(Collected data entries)
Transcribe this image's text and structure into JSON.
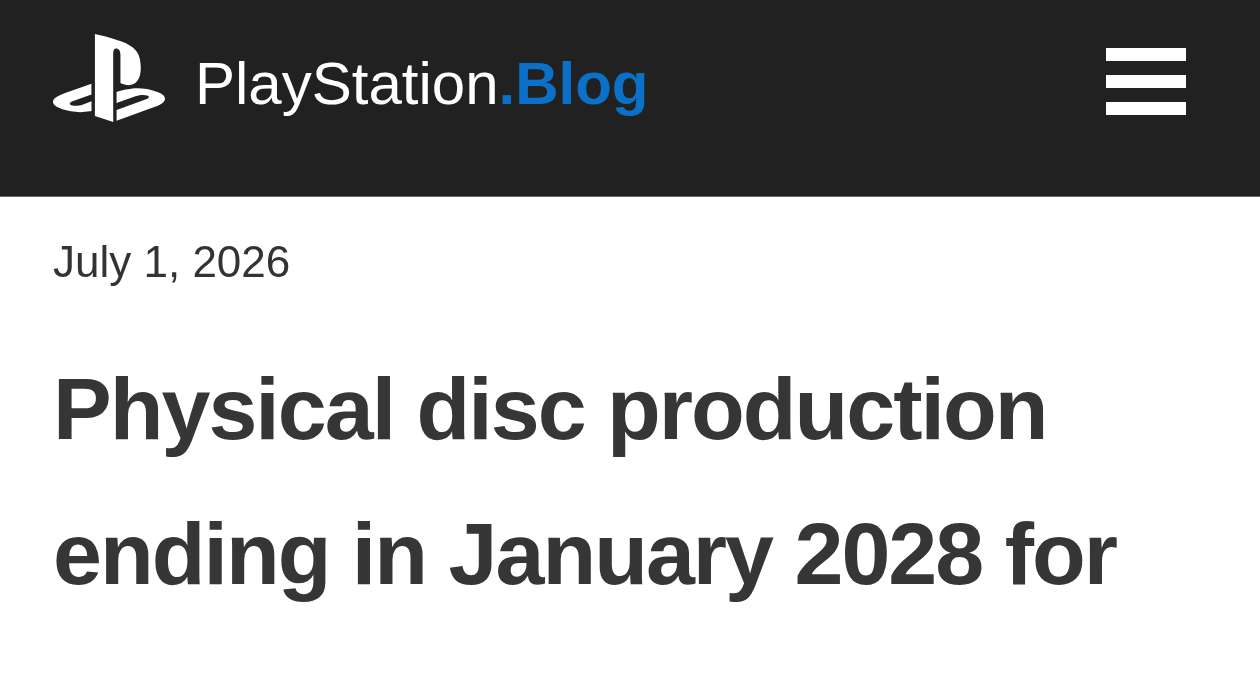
{
  "header": {
    "site_title": "PlayStation**.Blog**"
  },
  "article": {
    "date": "July 1, 2026",
    "headline": "Physical disc production ending in January 2028 for"
  }
}
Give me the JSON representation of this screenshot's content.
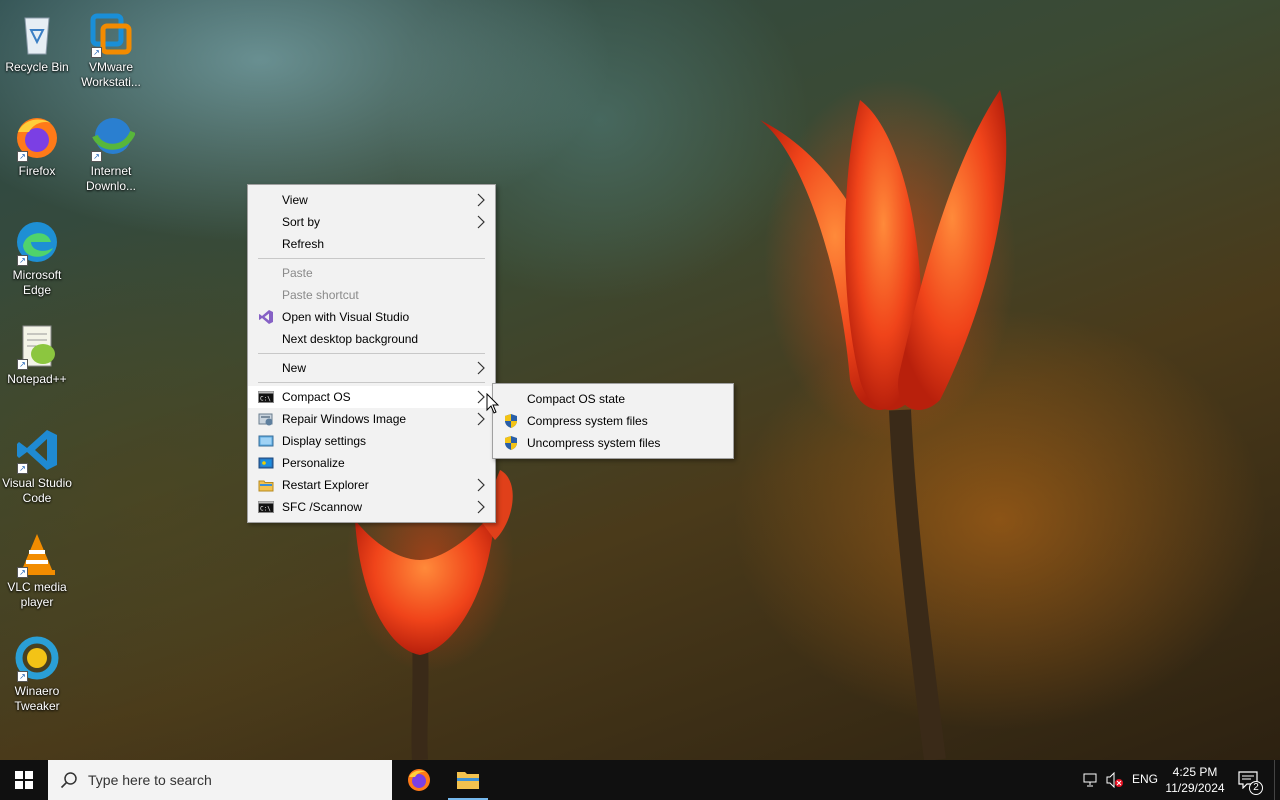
{
  "desktop": {
    "icons": [
      {
        "label": "Recycle Bin",
        "icon": "recycle-bin-icon"
      },
      {
        "label": "VMware Workstati...",
        "icon": "vmware-icon"
      },
      {
        "label": "Firefox",
        "icon": "firefox-icon"
      },
      {
        "label": "Internet Downlo...",
        "icon": "internet-download-manager-icon"
      },
      {
        "label": "Microsoft Edge",
        "icon": "edge-icon"
      },
      {
        "label": "Notepad++",
        "icon": "notepad-plus-plus-icon"
      },
      {
        "label": "Visual Studio Code",
        "icon": "vscode-icon"
      },
      {
        "label": "VLC media player",
        "icon": "vlc-icon"
      },
      {
        "label": "Winaero Tweaker",
        "icon": "winaero-tweaker-icon"
      }
    ]
  },
  "context_menu": {
    "items": [
      {
        "label": "View",
        "submenu": true
      },
      {
        "label": "Sort by",
        "submenu": true
      },
      {
        "label": "Refresh"
      },
      {
        "label": "Paste",
        "disabled": true
      },
      {
        "label": "Paste shortcut",
        "disabled": true
      },
      {
        "label": "Open with Visual Studio",
        "icon": "visual-studio-icon"
      },
      {
        "label": "Next desktop background"
      },
      {
        "label": "New",
        "submenu": true
      },
      {
        "label": "Compact OS",
        "icon": "console-icon",
        "submenu": true,
        "highlighted": true
      },
      {
        "label": "Repair Windows Image",
        "icon": "repair-icon",
        "submenu": true
      },
      {
        "label": "Display settings",
        "icon": "display-icon"
      },
      {
        "label": "Personalize",
        "icon": "personalize-icon"
      },
      {
        "label": "Restart Explorer",
        "icon": "folder-icon",
        "submenu": true
      },
      {
        "label": "SFC /Scannow",
        "icon": "console-icon",
        "submenu": true
      }
    ]
  },
  "submenu": {
    "items": [
      {
        "label": "Compact OS state"
      },
      {
        "label": "Compress system files",
        "icon": "uac-shield-icon"
      },
      {
        "label": "Uncompress system files",
        "icon": "uac-shield-icon"
      }
    ]
  },
  "taskbar": {
    "search_placeholder": "Type here to search",
    "pinned": [
      {
        "name": "Firefox",
        "icon": "firefox-icon"
      },
      {
        "name": "File Explorer",
        "icon": "file-explorer-icon"
      }
    ],
    "language": "ENG",
    "time": "4:25 PM",
    "date": "11/29/2024",
    "notification_count": "2"
  },
  "colors": {
    "taskbar_bg": "#101010",
    "menu_bg": "#f2f2f2",
    "menu_hover": "#ffffff",
    "disabled_text": "#8a8a8a"
  }
}
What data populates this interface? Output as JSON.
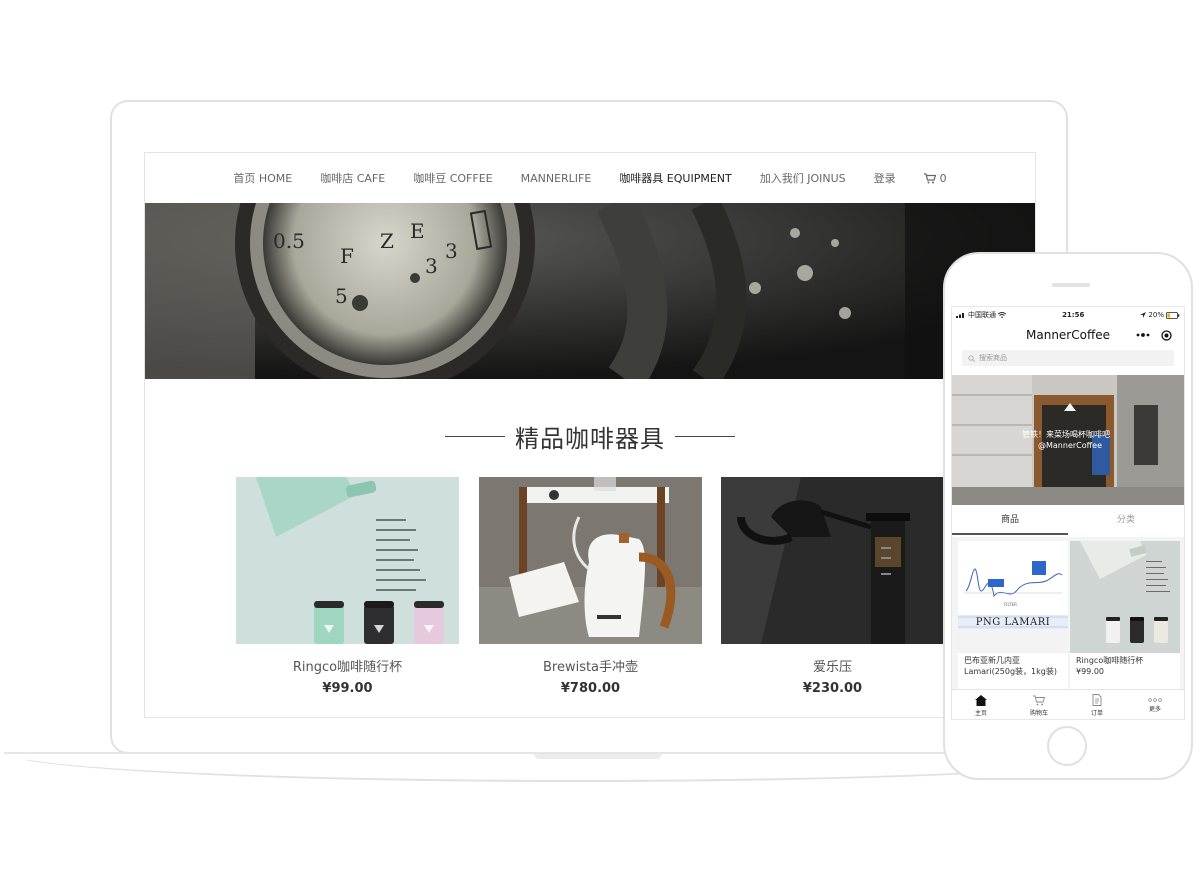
{
  "website": {
    "nav": {
      "items": [
        "首页 HOME",
        "咖啡店 CAFE",
        "咖啡豆 COFFEE",
        "MANNERLIFE",
        "咖啡器具 EQUIPMENT",
        "加入我们 JOINUS",
        "登录"
      ],
      "cart_count": "0"
    },
    "section_title": "精品咖啡器具",
    "products": [
      {
        "name": "Ringco咖啡随行杯",
        "price": "¥99.00"
      },
      {
        "name": "Brewista手冲壶",
        "price": "¥780.00"
      },
      {
        "name": "爱乐压",
        "price": "¥230.00"
      }
    ]
  },
  "miniprogram": {
    "status": {
      "carrier": "中国联通",
      "time": "21:56",
      "battery": "20%"
    },
    "title": "MannerCoffee",
    "search_placeholder": "搜索商品",
    "banner_caption": "管铁！来菜场喝杯咖啡吧",
    "banner_handle": "@MannerCoffee",
    "tabs": [
      "商品",
      "分类"
    ],
    "products": [
      {
        "name": "巴布亚新几内亚Lamari(250g装，1kg装)",
        "price": ""
      },
      {
        "name": "Ringco咖啡随行杯",
        "price": "¥99.00"
      }
    ],
    "card_sign": "PNG LAMARI",
    "card_chart_label": "FILTER",
    "tabbar": [
      "主页",
      "购物车",
      "订单",
      "更多"
    ]
  },
  "colors": {
    "nav_text": "#666666",
    "nav_active": "#222222",
    "title": "#333333"
  }
}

» **Goal**:
Look through the entries above and report each line where the string "system" occurs.

» **Exercise answer**:
        "label": "Compress system files",
        "label": "Uncompress system files",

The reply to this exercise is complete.